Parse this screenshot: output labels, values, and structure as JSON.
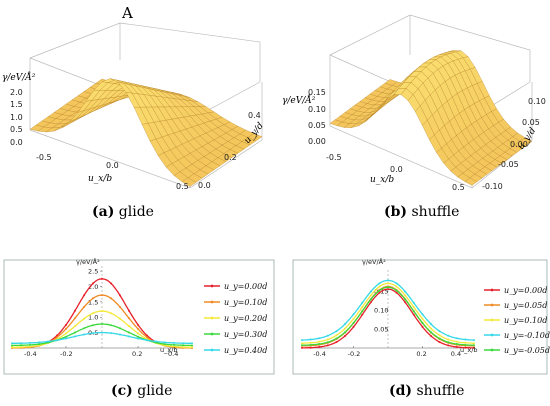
{
  "captions": {
    "a": {
      "letter": "(a)",
      "text": " glide"
    },
    "b": {
      "letter": "(b)",
      "text": " shuffle"
    },
    "c": {
      "letter": "(c)",
      "text": " glide"
    },
    "d": {
      "letter": "(d)",
      "text": " shuffle"
    }
  },
  "chart_data": [
    {
      "type": "surface",
      "panel_label": "A",
      "zlabel": "γ/eV/Å²",
      "xlabel": "u_x/b",
      "ylabel": "u_y/d",
      "z_ticks": [
        "2.0",
        "1.5",
        "1.0",
        "0.5",
        "0.0"
      ],
      "x_ticks": [
        "-0.5",
        "0.0",
        "0.5"
      ],
      "y_ticks": [
        "0.0",
        "0.2",
        "0.4"
      ],
      "colors": {
        "surface": "#f5c260",
        "grid": "#b07a20"
      }
    },
    {
      "type": "surface",
      "zlabel": "γ/eV/Å²",
      "xlabel": "u_x/b",
      "ylabel": "u_y/d",
      "z_ticks": [
        "0.15",
        "0.10",
        "0.05",
        "0.00"
      ],
      "x_ticks": [
        "-0.5",
        "0.0",
        "0.5"
      ],
      "y_ticks": [
        "-0.10",
        "-0.05",
        "0.00",
        "0.05",
        "0.10"
      ],
      "colors": {
        "surface": "#f5c260",
        "grid": "#b07a20"
      }
    },
    {
      "type": "line",
      "xlabel": "u_x/b",
      "ylabel": "γ/eV/Å²",
      "xlim": [
        -0.5,
        0.5
      ],
      "ylim": [
        0,
        2.6
      ],
      "x_ticks": [
        "-0.4",
        "-0.2",
        "0.2",
        "0.4"
      ],
      "y_ticks": [
        "0.5",
        "1.0",
        "1.5",
        "2.0",
        "2.5"
      ],
      "series": [
        {
          "name": "u_y=0.00d",
          "peak": 2.25,
          "base": 0.0,
          "sigma": 0.135,
          "color": "#e8202a"
        },
        {
          "name": "u_y=0.10d",
          "peak": 1.72,
          "base": 0.0,
          "sigma": 0.14,
          "color": "#f08a24"
        },
        {
          "name": "u_y=0.20d",
          "peak": 1.2,
          "base": 0.02,
          "sigma": 0.145,
          "color": "#f4e838"
        },
        {
          "name": "u_y=0.30d",
          "peak": 0.78,
          "base": 0.08,
          "sigma": 0.15,
          "color": "#3ad93a"
        },
        {
          "name": "u_y=0.40d",
          "peak": 0.5,
          "base": 0.15,
          "sigma": 0.16,
          "color": "#35d8e8"
        }
      ]
    },
    {
      "type": "line",
      "xlabel": "u_x/b",
      "ylabel": "γ/eV/Å²",
      "xlim": [
        -0.5,
        0.5
      ],
      "ylim": [
        0,
        0.2
      ],
      "x_ticks": [
        "-0.4",
        "-0.2",
        "0.2",
        "0.4"
      ],
      "y_ticks": [
        "0.05",
        "0.10",
        "0.15"
      ],
      "series": [
        {
          "name": "u_y=0.00d",
          "peak": 0.155,
          "base": 0.0,
          "sigma": 0.14,
          "color": "#e8202a"
        },
        {
          "name": "u_y=0.05d",
          "peak": 0.162,
          "base": 0.005,
          "sigma": 0.145,
          "color": "#f08a24"
        },
        {
          "name": "u_y=0.10d",
          "peak": 0.17,
          "base": 0.012,
          "sigma": 0.15,
          "color": "#f4e838"
        },
        {
          "name": "u_y=-0.10d",
          "peak": 0.178,
          "base": 0.02,
          "sigma": 0.155,
          "color": "#35d8e8"
        },
        {
          "name": "u_y=-0.05d",
          "peak": 0.16,
          "base": 0.007,
          "sigma": 0.145,
          "color": "#3ad93a"
        }
      ]
    }
  ]
}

------

Retype each entry precisely. Skip images entirely.

> _Finished task_:
Parse this screenshot: output labels, values, and structure as JSON.
{
  "captions": {
    "a": {
      "letter": "(a)",
      "text": " glide"
    },
    "b": {
      "letter": "(b)",
      "text": " shuffle"
    },
    "c": {
      "letter": "(c)",
      "text": " glide"
    },
    "d": {
      "letter": "(d)",
      "text": " shuffle"
    }
  },
  "chart_data": [
    {
      "type": "surface",
      "panel_label": "A",
      "zlabel": "γ/eV/Å²",
      "xlabel": "u_x/b",
      "ylabel": "u_y/d",
      "z_ticks": [
        "2.0",
        "1.5",
        "1.0",
        "0.5",
        "0.0"
      ],
      "x_ticks": [
        "-0.5",
        "0.0",
        "0.5"
      ],
      "y_ticks": [
        "0.0",
        "0.2",
        "0.4"
      ],
      "colors": {
        "surface": "#f5c260",
        "grid": "#b07a20"
      }
    },
    {
      "type": "surface",
      "zlabel": "γ/eV/Å²",
      "xlabel": "u_x/b",
      "ylabel": "u_y/d",
      "z_ticks": [
        "0.15",
        "0.10",
        "0.05",
        "0.00"
      ],
      "x_ticks": [
        "-0.5",
        "0.0",
        "0.5"
      ],
      "y_ticks": [
        "-0.10",
        "-0.05",
        "0.00",
        "0.05",
        "0.10"
      ],
      "colors": {
        "surface": "#f5c260",
        "grid": "#b07a20"
      }
    },
    {
      "type": "line",
      "xlabel": "u_x/b",
      "ylabel": "γ/eV/Å²",
      "xlim": [
        -0.5,
        0.5
      ],
      "ylim": [
        0,
        2.6
      ],
      "x_ticks": [
        "-0.4",
        "-0.2",
        "0.2",
        "0.4"
      ],
      "y_ticks": [
        "0.5",
        "1.0",
        "1.5",
        "2.0",
        "2.5"
      ],
      "series": [
        {
          "name": "u_y=0.00d",
          "peak": 2.25,
          "base": 0.0,
          "sigma": 0.135,
          "color": "#e8202a"
        },
        {
          "name": "u_y=0.10d",
          "peak": 1.72,
          "base": 0.0,
          "sigma": 0.14,
          "color": "#f08a24"
        },
        {
          "name": "u_y=0.20d",
          "peak": 1.2,
          "base": 0.02,
          "sigma": 0.145,
          "color": "#f4e838"
        },
        {
          "name": "u_y=0.30d",
          "peak": 0.78,
          "base": 0.08,
          "sigma": 0.15,
          "color": "#3ad93a"
        },
        {
          "name": "u_y=0.40d",
          "peak": 0.5,
          "base": 0.15,
          "sigma": 0.16,
          "color": "#35d8e8"
        }
      ]
    },
    {
      "type": "line",
      "xlabel": "u_x/b",
      "ylabel": "γ/eV/Å²",
      "xlim": [
        -0.5,
        0.5
      ],
      "ylim": [
        0,
        0.2
      ],
      "x_ticks": [
        "-0.4",
        "-0.2",
        "0.2",
        "0.4"
      ],
      "y_ticks": [
        "0.05",
        "0.10",
        "0.15"
      ],
      "series": [
        {
          "name": "u_y=0.00d",
          "peak": 0.155,
          "base": 0.0,
          "sigma": 0.14,
          "color": "#e8202a"
        },
        {
          "name": "u_y=0.05d",
          "peak": 0.162,
          "base": 0.005,
          "sigma": 0.145,
          "color": "#f08a24"
        },
        {
          "name": "u_y=0.10d",
          "peak": 0.17,
          "base": 0.012,
          "sigma": 0.15,
          "color": "#f4e838"
        },
        {
          "name": "u_y=-0.10d",
          "peak": 0.178,
          "base": 0.02,
          "sigma": 0.155,
          "color": "#35d8e8"
        },
        {
          "name": "u_y=-0.05d",
          "peak": 0.16,
          "base": 0.007,
          "sigma": 0.145,
          "color": "#3ad93a"
        }
      ]
    }
  ]
}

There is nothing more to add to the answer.